DATA FOR PROCESSING>
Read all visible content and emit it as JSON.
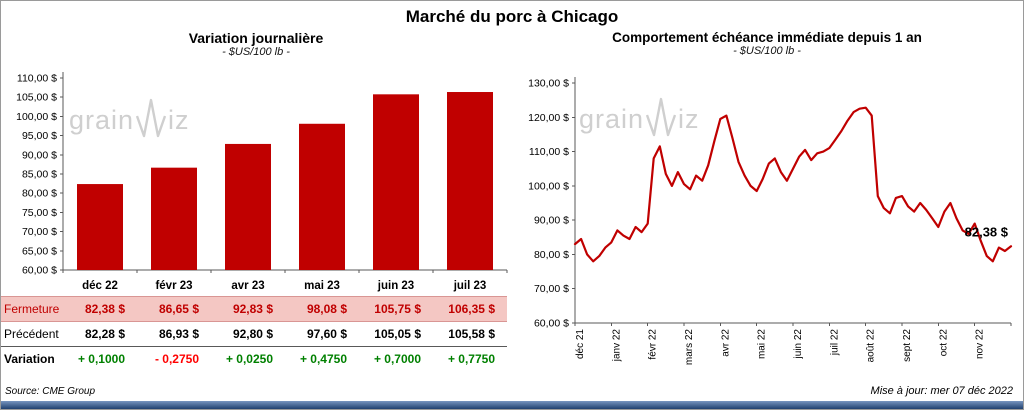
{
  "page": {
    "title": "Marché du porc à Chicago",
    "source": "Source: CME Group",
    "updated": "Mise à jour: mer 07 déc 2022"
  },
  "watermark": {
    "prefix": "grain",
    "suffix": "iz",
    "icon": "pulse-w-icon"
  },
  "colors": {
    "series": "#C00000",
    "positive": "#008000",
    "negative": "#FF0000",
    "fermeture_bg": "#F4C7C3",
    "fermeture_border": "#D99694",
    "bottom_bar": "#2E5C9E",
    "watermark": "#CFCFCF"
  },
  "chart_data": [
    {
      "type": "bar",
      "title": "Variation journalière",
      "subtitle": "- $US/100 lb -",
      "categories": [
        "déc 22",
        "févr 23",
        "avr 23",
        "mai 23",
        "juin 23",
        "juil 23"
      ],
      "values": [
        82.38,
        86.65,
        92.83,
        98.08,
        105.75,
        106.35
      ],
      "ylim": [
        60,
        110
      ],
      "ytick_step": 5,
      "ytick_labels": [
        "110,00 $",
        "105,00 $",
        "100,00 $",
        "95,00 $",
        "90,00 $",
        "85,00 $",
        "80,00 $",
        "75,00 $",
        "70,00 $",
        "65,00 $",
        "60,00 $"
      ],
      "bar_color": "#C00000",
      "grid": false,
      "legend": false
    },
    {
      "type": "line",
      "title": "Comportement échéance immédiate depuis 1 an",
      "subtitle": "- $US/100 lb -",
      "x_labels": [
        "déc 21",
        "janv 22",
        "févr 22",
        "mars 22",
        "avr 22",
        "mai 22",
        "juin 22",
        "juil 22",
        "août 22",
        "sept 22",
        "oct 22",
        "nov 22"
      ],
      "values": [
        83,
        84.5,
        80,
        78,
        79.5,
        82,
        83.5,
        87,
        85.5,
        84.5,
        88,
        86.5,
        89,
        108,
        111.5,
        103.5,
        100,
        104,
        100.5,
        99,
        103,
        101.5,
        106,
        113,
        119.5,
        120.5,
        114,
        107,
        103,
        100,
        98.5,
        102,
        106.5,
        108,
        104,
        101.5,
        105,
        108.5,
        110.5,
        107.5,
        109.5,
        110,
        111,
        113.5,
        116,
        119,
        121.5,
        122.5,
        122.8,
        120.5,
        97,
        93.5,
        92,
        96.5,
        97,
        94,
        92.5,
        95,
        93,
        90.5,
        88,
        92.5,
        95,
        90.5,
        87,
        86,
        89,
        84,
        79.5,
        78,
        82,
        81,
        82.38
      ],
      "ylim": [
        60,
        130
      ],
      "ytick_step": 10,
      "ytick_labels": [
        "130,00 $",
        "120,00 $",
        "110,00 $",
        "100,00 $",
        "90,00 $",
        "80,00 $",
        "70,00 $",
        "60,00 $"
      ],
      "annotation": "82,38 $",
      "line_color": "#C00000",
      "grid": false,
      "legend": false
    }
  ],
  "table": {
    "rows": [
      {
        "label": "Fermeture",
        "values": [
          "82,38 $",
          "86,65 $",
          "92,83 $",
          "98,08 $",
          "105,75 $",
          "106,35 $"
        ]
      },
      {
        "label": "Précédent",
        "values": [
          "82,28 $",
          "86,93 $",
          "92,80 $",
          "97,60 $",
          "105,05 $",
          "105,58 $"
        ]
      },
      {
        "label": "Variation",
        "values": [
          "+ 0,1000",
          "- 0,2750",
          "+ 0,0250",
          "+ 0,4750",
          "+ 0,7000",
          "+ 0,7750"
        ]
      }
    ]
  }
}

CHALLENGE> Quote the material word for word, dropping any images it holds.

ANSWER IN FULL>
Read all visible content and emit it as JSON.
{
  "page": {
    "title": "Marché du porc à Chicago",
    "source": "Source: CME Group",
    "updated": "Mise à jour: mer 07 déc 2022"
  },
  "watermark": {
    "prefix": "grain",
    "suffix": "iz",
    "icon": "pulse-w-icon"
  },
  "colors": {
    "series": "#C00000",
    "positive": "#008000",
    "negative": "#FF0000",
    "fermeture_bg": "#F4C7C3",
    "fermeture_border": "#D99694",
    "bottom_bar": "#2E5C9E",
    "watermark": "#CFCFCF"
  },
  "chart_data": [
    {
      "type": "bar",
      "title": "Variation journalière",
      "subtitle": "- $US/100 lb -",
      "categories": [
        "déc 22",
        "févr 23",
        "avr 23",
        "mai 23",
        "juin 23",
        "juil 23"
      ],
      "values": [
        82.38,
        86.65,
        92.83,
        98.08,
        105.75,
        106.35
      ],
      "ylim": [
        60,
        110
      ],
      "ytick_step": 5,
      "ytick_labels": [
        "110,00 $",
        "105,00 $",
        "100,00 $",
        "95,00 $",
        "90,00 $",
        "85,00 $",
        "80,00 $",
        "75,00 $",
        "70,00 $",
        "65,00 $",
        "60,00 $"
      ],
      "bar_color": "#C00000",
      "grid": false,
      "legend": false
    },
    {
      "type": "line",
      "title": "Comportement échéance immédiate depuis 1 an",
      "subtitle": "- $US/100 lb -",
      "x_labels": [
        "déc 21",
        "janv 22",
        "févr 22",
        "mars 22",
        "avr 22",
        "mai 22",
        "juin 22",
        "juil 22",
        "août 22",
        "sept 22",
        "oct 22",
        "nov 22"
      ],
      "values": [
        83,
        84.5,
        80,
        78,
        79.5,
        82,
        83.5,
        87,
        85.5,
        84.5,
        88,
        86.5,
        89,
        108,
        111.5,
        103.5,
        100,
        104,
        100.5,
        99,
        103,
        101.5,
        106,
        113,
        119.5,
        120.5,
        114,
        107,
        103,
        100,
        98.5,
        102,
        106.5,
        108,
        104,
        101.5,
        105,
        108.5,
        110.5,
        107.5,
        109.5,
        110,
        111,
        113.5,
        116,
        119,
        121.5,
        122.5,
        122.8,
        120.5,
        97,
        93.5,
        92,
        96.5,
        97,
        94,
        92.5,
        95,
        93,
        90.5,
        88,
        92.5,
        95,
        90.5,
        87,
        86,
        89,
        84,
        79.5,
        78,
        82,
        81,
        82.38
      ],
      "ylim": [
        60,
        130
      ],
      "ytick_step": 10,
      "ytick_labels": [
        "130,00 $",
        "120,00 $",
        "110,00 $",
        "100,00 $",
        "90,00 $",
        "80,00 $",
        "70,00 $",
        "60,00 $"
      ],
      "annotation": "82,38 $",
      "line_color": "#C00000",
      "grid": false,
      "legend": false
    }
  ],
  "table": {
    "rows": [
      {
        "label": "Fermeture",
        "values": [
          "82,38 $",
          "86,65 $",
          "92,83 $",
          "98,08 $",
          "105,75 $",
          "106,35 $"
        ]
      },
      {
        "label": "Précédent",
        "values": [
          "82,28 $",
          "86,93 $",
          "92,80 $",
          "97,60 $",
          "105,05 $",
          "105,58 $"
        ]
      },
      {
        "label": "Variation",
        "values": [
          "+ 0,1000",
          "- 0,2750",
          "+ 0,0250",
          "+ 0,4750",
          "+ 0,7000",
          "+ 0,7750"
        ]
      }
    ]
  }
}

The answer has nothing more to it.